GIVEN TASK
Omit every picture while repeating the entries exactly.

DATASET CONTENT
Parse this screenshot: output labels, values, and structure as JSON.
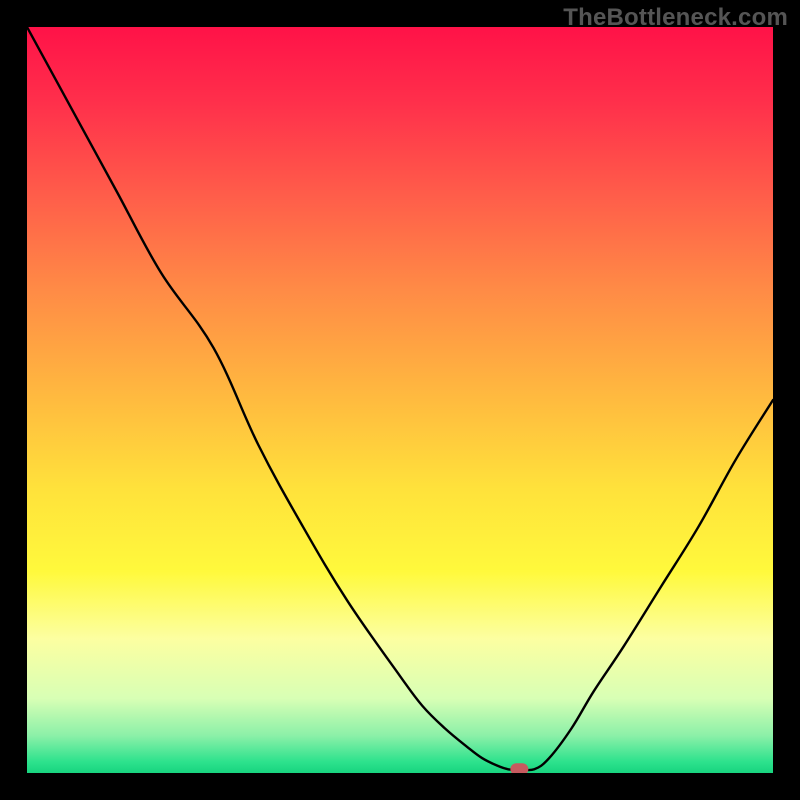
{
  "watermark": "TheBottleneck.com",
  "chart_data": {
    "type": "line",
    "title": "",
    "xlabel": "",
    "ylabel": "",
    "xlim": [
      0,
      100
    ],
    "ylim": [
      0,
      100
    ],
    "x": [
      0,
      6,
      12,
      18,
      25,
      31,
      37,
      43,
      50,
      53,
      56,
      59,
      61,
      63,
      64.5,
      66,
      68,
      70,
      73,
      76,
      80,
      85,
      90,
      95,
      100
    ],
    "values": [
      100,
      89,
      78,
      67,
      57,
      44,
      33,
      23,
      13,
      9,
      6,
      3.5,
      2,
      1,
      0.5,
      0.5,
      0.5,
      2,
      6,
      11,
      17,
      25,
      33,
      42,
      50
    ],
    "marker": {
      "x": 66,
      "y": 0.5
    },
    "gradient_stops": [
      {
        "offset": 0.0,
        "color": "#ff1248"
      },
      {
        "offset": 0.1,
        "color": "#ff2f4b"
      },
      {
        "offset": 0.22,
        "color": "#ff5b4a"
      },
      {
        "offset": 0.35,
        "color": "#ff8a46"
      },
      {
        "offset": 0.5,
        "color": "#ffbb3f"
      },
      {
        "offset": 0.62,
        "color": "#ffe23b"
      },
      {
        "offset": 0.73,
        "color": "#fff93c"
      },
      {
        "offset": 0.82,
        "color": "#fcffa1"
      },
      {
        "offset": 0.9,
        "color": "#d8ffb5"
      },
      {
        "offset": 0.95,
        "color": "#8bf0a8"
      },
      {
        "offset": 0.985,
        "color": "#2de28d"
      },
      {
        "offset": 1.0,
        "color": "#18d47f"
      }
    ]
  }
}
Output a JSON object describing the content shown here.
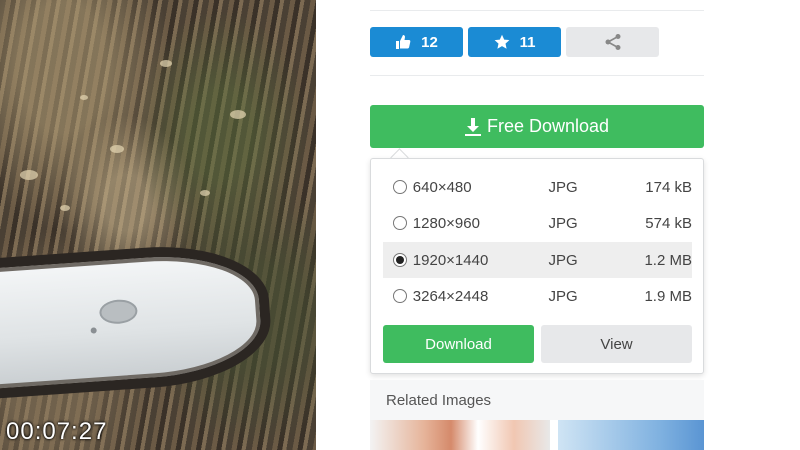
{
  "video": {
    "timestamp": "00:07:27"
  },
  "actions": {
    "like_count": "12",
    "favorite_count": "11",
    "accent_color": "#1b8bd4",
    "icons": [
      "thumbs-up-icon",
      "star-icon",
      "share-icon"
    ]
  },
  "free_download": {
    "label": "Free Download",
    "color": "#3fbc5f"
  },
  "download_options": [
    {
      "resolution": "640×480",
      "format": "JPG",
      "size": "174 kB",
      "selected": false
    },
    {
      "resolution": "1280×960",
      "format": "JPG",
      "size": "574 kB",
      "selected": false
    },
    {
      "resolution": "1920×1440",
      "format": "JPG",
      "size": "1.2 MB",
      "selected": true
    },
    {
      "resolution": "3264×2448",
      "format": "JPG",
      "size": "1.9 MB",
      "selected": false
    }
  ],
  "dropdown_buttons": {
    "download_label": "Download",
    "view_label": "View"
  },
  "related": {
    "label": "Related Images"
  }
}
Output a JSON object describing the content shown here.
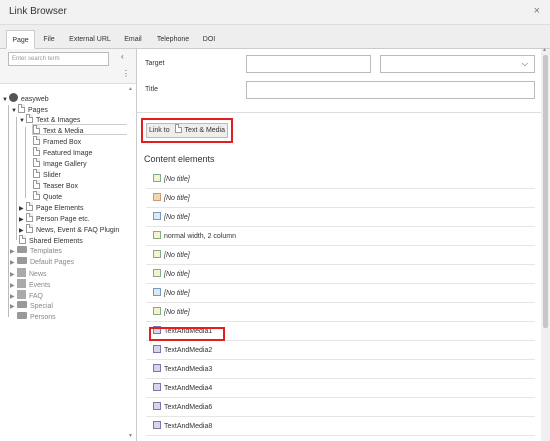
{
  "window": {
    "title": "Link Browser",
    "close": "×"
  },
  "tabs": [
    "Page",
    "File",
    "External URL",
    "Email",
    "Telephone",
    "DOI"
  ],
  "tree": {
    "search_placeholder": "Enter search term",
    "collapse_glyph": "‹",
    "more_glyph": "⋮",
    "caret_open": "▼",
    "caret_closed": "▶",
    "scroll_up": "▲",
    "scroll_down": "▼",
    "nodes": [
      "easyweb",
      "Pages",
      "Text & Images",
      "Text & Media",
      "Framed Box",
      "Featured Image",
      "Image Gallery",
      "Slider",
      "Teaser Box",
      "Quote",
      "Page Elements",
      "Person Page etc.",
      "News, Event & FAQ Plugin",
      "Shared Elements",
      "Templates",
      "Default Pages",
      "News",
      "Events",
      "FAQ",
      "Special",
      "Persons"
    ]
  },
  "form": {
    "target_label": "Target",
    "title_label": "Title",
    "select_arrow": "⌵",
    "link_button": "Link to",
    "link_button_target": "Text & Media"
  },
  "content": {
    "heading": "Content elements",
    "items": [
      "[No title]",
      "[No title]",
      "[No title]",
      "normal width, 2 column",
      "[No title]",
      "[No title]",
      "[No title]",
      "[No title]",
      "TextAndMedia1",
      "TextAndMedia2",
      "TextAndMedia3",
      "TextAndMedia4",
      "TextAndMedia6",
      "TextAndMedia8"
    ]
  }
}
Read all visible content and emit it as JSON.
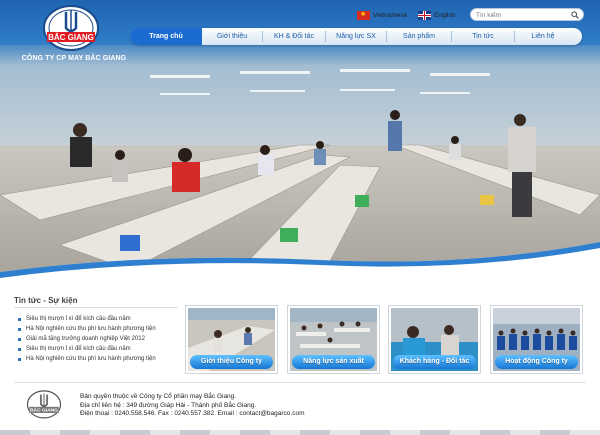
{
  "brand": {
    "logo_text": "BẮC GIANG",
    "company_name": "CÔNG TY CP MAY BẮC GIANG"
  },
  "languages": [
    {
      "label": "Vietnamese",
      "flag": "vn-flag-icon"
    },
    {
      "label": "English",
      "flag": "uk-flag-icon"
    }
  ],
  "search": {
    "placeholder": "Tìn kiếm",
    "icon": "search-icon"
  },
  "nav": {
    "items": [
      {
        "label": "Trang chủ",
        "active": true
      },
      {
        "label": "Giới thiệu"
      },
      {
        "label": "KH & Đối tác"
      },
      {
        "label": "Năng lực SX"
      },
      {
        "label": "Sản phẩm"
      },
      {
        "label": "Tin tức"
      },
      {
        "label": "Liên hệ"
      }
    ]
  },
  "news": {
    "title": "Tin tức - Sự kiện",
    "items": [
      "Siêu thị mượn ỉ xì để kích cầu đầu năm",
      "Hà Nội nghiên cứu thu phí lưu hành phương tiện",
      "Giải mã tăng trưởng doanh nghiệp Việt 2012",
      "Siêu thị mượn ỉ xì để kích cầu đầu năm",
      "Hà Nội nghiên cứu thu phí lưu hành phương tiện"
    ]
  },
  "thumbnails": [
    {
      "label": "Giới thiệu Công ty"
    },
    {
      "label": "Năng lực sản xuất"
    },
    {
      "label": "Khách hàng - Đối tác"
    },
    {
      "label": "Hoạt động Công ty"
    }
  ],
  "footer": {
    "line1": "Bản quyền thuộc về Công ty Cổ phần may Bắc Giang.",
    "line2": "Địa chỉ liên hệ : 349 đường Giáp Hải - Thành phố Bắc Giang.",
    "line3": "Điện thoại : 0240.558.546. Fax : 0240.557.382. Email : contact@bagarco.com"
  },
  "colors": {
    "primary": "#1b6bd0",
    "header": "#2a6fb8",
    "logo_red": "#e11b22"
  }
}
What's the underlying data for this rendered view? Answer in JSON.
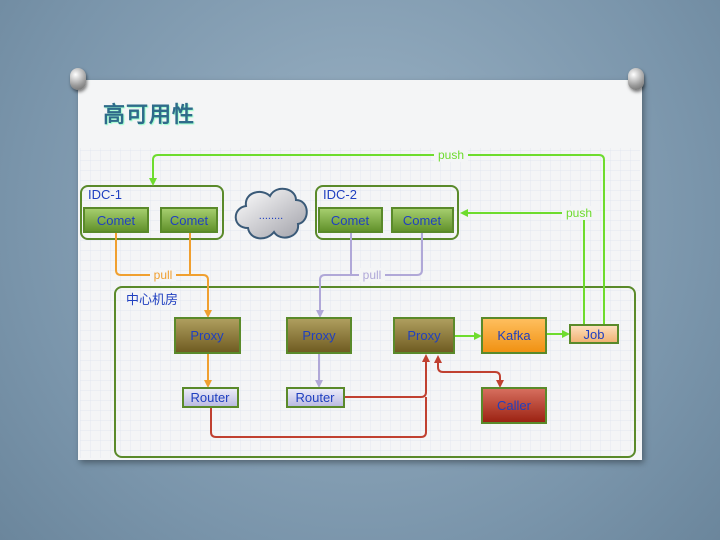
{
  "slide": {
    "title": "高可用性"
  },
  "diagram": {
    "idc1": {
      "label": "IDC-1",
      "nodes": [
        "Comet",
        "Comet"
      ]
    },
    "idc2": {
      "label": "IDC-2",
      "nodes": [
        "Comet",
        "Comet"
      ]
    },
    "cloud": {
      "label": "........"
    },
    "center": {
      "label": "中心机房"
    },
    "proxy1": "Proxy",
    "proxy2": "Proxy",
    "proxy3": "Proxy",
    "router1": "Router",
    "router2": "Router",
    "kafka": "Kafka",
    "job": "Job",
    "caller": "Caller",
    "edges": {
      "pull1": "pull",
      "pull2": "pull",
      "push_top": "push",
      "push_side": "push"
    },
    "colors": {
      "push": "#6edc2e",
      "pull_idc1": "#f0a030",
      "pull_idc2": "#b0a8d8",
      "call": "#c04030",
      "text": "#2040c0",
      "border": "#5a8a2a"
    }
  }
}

EXERCISE RESPONSE
Parse this screenshot: output labels, values, and structure as JSON.
{
  "watermark": "TheBottleneck.com",
  "chart_data": {
    "type": "line",
    "title": "",
    "xlabel": "",
    "ylabel": "",
    "xlim": [
      0,
      100
    ],
    "ylim": [
      0,
      100
    ],
    "x": [
      0,
      6,
      12,
      18,
      25,
      31,
      37,
      43,
      50,
      53,
      56,
      59,
      61,
      63,
      64.5,
      66,
      68,
      70,
      73,
      76,
      80,
      85,
      90,
      95,
      100
    ],
    "values": [
      100,
      89,
      78,
      67,
      57,
      44,
      33,
      23,
      13,
      9,
      6,
      3.5,
      2,
      1,
      0.5,
      0.5,
      0.5,
      2,
      6,
      11,
      17,
      25,
      33,
      42,
      50
    ],
    "marker": {
      "x": 66,
      "y": 0.5
    },
    "gradient_stops": [
      {
        "offset": 0.0,
        "color": "#ff1248"
      },
      {
        "offset": 0.1,
        "color": "#ff2f4b"
      },
      {
        "offset": 0.22,
        "color": "#ff5b4a"
      },
      {
        "offset": 0.35,
        "color": "#ff8a46"
      },
      {
        "offset": 0.5,
        "color": "#ffbb3f"
      },
      {
        "offset": 0.62,
        "color": "#ffe23b"
      },
      {
        "offset": 0.73,
        "color": "#fff93c"
      },
      {
        "offset": 0.82,
        "color": "#fcffa1"
      },
      {
        "offset": 0.9,
        "color": "#d8ffb5"
      },
      {
        "offset": 0.95,
        "color": "#8bf0a8"
      },
      {
        "offset": 0.985,
        "color": "#2de28d"
      },
      {
        "offset": 1.0,
        "color": "#18d47f"
      }
    ]
  }
}
Output a JSON object describing the content shown here.
{
  "video": {
    "timestamp": "00:07:27"
  },
  "actions": {
    "like_count": "12",
    "favorite_count": "11",
    "accent_color": "#1b8bd4",
    "icons": [
      "thumbs-up-icon",
      "star-icon",
      "share-icon"
    ]
  },
  "free_download": {
    "label": "Free Download",
    "color": "#3fbc5f"
  },
  "download_options": [
    {
      "resolution": "640×480",
      "format": "JPG",
      "size": "174 kB",
      "selected": false
    },
    {
      "resolution": "1280×960",
      "format": "JPG",
      "size": "574 kB",
      "selected": false
    },
    {
      "resolution": "1920×1440",
      "format": "JPG",
      "size": "1.2 MB",
      "selected": true
    },
    {
      "resolution": "3264×2448",
      "format": "JPG",
      "size": "1.9 MB",
      "selected": false
    }
  ],
  "dropdown_buttons": {
    "download_label": "Download",
    "view_label": "View"
  },
  "related": {
    "label": "Related Images"
  }
}
Output a JSON object describing the content shown here.
{
  "window": {
    "title": "Link Browser",
    "close": "×"
  },
  "tabs": [
    "Page",
    "File",
    "External URL",
    "Email",
    "Telephone",
    "DOI"
  ],
  "tree": {
    "search_placeholder": "Enter search term",
    "collapse_glyph": "‹",
    "more_glyph": "⋮",
    "caret_open": "▼",
    "caret_closed": "▶",
    "scroll_up": "▲",
    "scroll_down": "▼",
    "nodes": [
      "easyweb",
      "Pages",
      "Text & Images",
      "Text & Media",
      "Framed Box",
      "Featured Image",
      "Image Gallery",
      "Slider",
      "Teaser Box",
      "Quote",
      "Page Elements",
      "Person Page etc.",
      "News, Event & FAQ Plugin",
      "Shared Elements",
      "Templates",
      "Default Pages",
      "News",
      "Events",
      "FAQ",
      "Special",
      "Persons"
    ]
  },
  "form": {
    "target_label": "Target",
    "title_label": "Title",
    "select_arrow": "⌵",
    "link_button": "Link to",
    "link_button_target": "Text & Media"
  },
  "content": {
    "heading": "Content elements",
    "items": [
      "[No title]",
      "[No title]",
      "[No title]",
      "normal width, 2 column",
      "[No title]",
      "[No title]",
      "[No title]",
      "[No title]",
      "TextAndMedia1",
      "TextAndMedia2",
      "TextAndMedia3",
      "TextAndMedia4",
      "TextAndMedia6",
      "TextAndMedia8"
    ]
  }
}
Read all visible content and emit it as JSON.
{
  "brand": {
    "logo_text": "BẮC GIANG",
    "company_name": "CÔNG TY CP MAY BẮC GIANG"
  },
  "languages": [
    {
      "label": "Vietnamese",
      "flag": "vn-flag-icon"
    },
    {
      "label": "English",
      "flag": "uk-flag-icon"
    }
  ],
  "search": {
    "placeholder": "Tìn kiếm",
    "icon": "search-icon"
  },
  "nav": {
    "items": [
      {
        "label": "Trang chủ",
        "active": true
      },
      {
        "label": "Giới thiệu"
      },
      {
        "label": "KH & Đối tác"
      },
      {
        "label": "Năng lực SX"
      },
      {
        "label": "Sản phẩm"
      },
      {
        "label": "Tin tức"
      },
      {
        "label": "Liên hệ"
      }
    ]
  },
  "news": {
    "title": "Tin tức - Sự kiện",
    "items": [
      "Siêu thị mượn ỉ xì để kích cầu đầu năm",
      "Hà Nội nghiên cứu thu phí lưu hành phương tiện",
      "Giải mã tăng trưởng doanh nghiệp Việt 2012",
      "Siêu thị mượn ỉ xì để kích cầu đầu năm",
      "Hà Nội nghiên cứu thu phí lưu hành phương tiện"
    ]
  },
  "thumbnails": [
    {
      "label": "Giới thiệu Công ty"
    },
    {
      "label": "Năng lực sản xuất"
    },
    {
      "label": "Khách hàng - Đối tác"
    },
    {
      "label": "Hoạt động Công ty"
    }
  ],
  "footer": {
    "line1": "Bản quyền thuộc về Công ty Cổ phần may Bắc Giang.",
    "line2": "Địa chỉ liên hệ : 349 đường Giáp Hải - Thành phố Bắc Giang.",
    "line3": "Điện thoại : 0240.558.546. Fax : 0240.557.382. Email : contact@bagarco.com"
  },
  "colors": {
    "primary": "#1b6bd0",
    "header": "#2a6fb8",
    "logo_red": "#e11b22"
  }
}
What's the underlying data for this rendered view? Answer in JSON.
{
  "slide": {
    "title": "高可用性"
  },
  "diagram": {
    "idc1": {
      "label": "IDC-1",
      "nodes": [
        "Comet",
        "Comet"
      ]
    },
    "idc2": {
      "label": "IDC-2",
      "nodes": [
        "Comet",
        "Comet"
      ]
    },
    "cloud": {
      "label": "........"
    },
    "center": {
      "label": "中心机房"
    },
    "proxy1": "Proxy",
    "proxy2": "Proxy",
    "proxy3": "Proxy",
    "router1": "Router",
    "router2": "Router",
    "kafka": "Kafka",
    "job": "Job",
    "caller": "Caller",
    "edges": {
      "pull1": "pull",
      "pull2": "pull",
      "push_top": "push",
      "push_side": "push"
    },
    "colors": {
      "push": "#6edc2e",
      "pull_idc1": "#f0a030",
      "pull_idc2": "#b0a8d8",
      "call": "#c04030",
      "text": "#2040c0",
      "border": "#5a8a2a"
    }
  }
}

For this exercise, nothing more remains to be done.